(Some records)
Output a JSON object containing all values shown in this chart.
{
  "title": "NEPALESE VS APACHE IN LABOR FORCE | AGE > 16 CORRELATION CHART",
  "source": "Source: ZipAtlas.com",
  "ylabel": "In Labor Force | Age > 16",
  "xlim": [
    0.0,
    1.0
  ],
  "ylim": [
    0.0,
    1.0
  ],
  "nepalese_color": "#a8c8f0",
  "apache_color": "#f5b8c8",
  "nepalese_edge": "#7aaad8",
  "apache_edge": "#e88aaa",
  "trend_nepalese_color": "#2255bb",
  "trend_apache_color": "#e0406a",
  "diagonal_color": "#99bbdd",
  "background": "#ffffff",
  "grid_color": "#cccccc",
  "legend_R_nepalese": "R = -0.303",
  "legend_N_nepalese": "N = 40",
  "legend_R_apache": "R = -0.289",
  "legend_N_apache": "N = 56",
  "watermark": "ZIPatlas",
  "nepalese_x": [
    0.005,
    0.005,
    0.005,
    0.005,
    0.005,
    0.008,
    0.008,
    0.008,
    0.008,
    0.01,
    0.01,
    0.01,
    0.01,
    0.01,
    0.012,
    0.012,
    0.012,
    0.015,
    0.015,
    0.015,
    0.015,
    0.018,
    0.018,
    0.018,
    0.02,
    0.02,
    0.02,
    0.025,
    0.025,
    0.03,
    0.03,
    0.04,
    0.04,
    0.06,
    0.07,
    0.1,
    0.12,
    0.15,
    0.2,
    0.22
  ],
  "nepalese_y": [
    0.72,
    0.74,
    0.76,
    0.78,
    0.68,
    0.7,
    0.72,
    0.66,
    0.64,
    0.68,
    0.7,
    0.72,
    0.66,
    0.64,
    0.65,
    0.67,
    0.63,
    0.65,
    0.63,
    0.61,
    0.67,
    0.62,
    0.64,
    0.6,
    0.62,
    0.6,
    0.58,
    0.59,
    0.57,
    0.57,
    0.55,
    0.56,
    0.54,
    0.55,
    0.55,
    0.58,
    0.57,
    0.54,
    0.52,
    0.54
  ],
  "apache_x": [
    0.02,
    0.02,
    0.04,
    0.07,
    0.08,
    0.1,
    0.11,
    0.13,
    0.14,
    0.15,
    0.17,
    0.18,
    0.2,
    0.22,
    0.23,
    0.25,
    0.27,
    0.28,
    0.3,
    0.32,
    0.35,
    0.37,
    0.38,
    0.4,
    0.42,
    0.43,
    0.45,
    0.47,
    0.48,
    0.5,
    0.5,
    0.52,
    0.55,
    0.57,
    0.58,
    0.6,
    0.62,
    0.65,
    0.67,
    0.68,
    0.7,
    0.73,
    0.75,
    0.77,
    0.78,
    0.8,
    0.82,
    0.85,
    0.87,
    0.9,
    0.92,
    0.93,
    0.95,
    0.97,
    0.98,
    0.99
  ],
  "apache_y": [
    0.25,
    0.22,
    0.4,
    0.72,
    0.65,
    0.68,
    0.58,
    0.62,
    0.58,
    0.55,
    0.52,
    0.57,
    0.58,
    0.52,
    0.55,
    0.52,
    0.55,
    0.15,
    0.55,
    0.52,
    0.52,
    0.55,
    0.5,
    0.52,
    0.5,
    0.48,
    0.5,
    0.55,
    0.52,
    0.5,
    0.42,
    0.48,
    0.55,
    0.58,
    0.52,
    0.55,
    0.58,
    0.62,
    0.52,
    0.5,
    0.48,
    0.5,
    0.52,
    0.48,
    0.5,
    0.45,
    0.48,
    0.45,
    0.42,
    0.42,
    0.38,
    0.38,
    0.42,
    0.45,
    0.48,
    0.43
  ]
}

| Goal |
Your task is to repeat every entry exactly.

| Task output |
Output a JSON object containing all values shown in this chart.
{
  "title": "NEPALESE VS APACHE IN LABOR FORCE | AGE > 16 CORRELATION CHART",
  "source": "Source: ZipAtlas.com",
  "ylabel": "In Labor Force | Age > 16",
  "xlim": [
    0.0,
    1.0
  ],
  "ylim": [
    0.0,
    1.0
  ],
  "nepalese_color": "#a8c8f0",
  "apache_color": "#f5b8c8",
  "nepalese_edge": "#7aaad8",
  "apache_edge": "#e88aaa",
  "trend_nepalese_color": "#2255bb",
  "trend_apache_color": "#e0406a",
  "diagonal_color": "#99bbdd",
  "background": "#ffffff",
  "grid_color": "#cccccc",
  "legend_R_nepalese": "R = -0.303",
  "legend_N_nepalese": "N = 40",
  "legend_R_apache": "R = -0.289",
  "legend_N_apache": "N = 56",
  "watermark": "ZIPatlas",
  "nepalese_x": [
    0.005,
    0.005,
    0.005,
    0.005,
    0.005,
    0.008,
    0.008,
    0.008,
    0.008,
    0.01,
    0.01,
    0.01,
    0.01,
    0.01,
    0.012,
    0.012,
    0.012,
    0.015,
    0.015,
    0.015,
    0.015,
    0.018,
    0.018,
    0.018,
    0.02,
    0.02,
    0.02,
    0.025,
    0.025,
    0.03,
    0.03,
    0.04,
    0.04,
    0.06,
    0.07,
    0.1,
    0.12,
    0.15,
    0.2,
    0.22
  ],
  "nepalese_y": [
    0.72,
    0.74,
    0.76,
    0.78,
    0.68,
    0.7,
    0.72,
    0.66,
    0.64,
    0.68,
    0.7,
    0.72,
    0.66,
    0.64,
    0.65,
    0.67,
    0.63,
    0.65,
    0.63,
    0.61,
    0.67,
    0.62,
    0.64,
    0.6,
    0.62,
    0.6,
    0.58,
    0.59,
    0.57,
    0.57,
    0.55,
    0.56,
    0.54,
    0.55,
    0.55,
    0.58,
    0.57,
    0.54,
    0.52,
    0.54
  ],
  "apache_x": [
    0.02,
    0.02,
    0.04,
    0.07,
    0.08,
    0.1,
    0.11,
    0.13,
    0.14,
    0.15,
    0.17,
    0.18,
    0.2,
    0.22,
    0.23,
    0.25,
    0.27,
    0.28,
    0.3,
    0.32,
    0.35,
    0.37,
    0.38,
    0.4,
    0.42,
    0.43,
    0.45,
    0.47,
    0.48,
    0.5,
    0.5,
    0.52,
    0.55,
    0.57,
    0.58,
    0.6,
    0.62,
    0.65,
    0.67,
    0.68,
    0.7,
    0.73,
    0.75,
    0.77,
    0.78,
    0.8,
    0.82,
    0.85,
    0.87,
    0.9,
    0.92,
    0.93,
    0.95,
    0.97,
    0.98,
    0.99
  ],
  "apache_y": [
    0.25,
    0.22,
    0.4,
    0.72,
    0.65,
    0.68,
    0.58,
    0.62,
    0.58,
    0.55,
    0.52,
    0.57,
    0.58,
    0.52,
    0.55,
    0.52,
    0.55,
    0.15,
    0.55,
    0.52,
    0.52,
    0.55,
    0.5,
    0.52,
    0.5,
    0.48,
    0.5,
    0.55,
    0.52,
    0.5,
    0.42,
    0.48,
    0.55,
    0.58,
    0.52,
    0.55,
    0.58,
    0.62,
    0.52,
    0.5,
    0.48,
    0.5,
    0.52,
    0.48,
    0.5,
    0.45,
    0.48,
    0.45,
    0.42,
    0.42,
    0.38,
    0.38,
    0.42,
    0.45,
    0.48,
    0.43
  ]
}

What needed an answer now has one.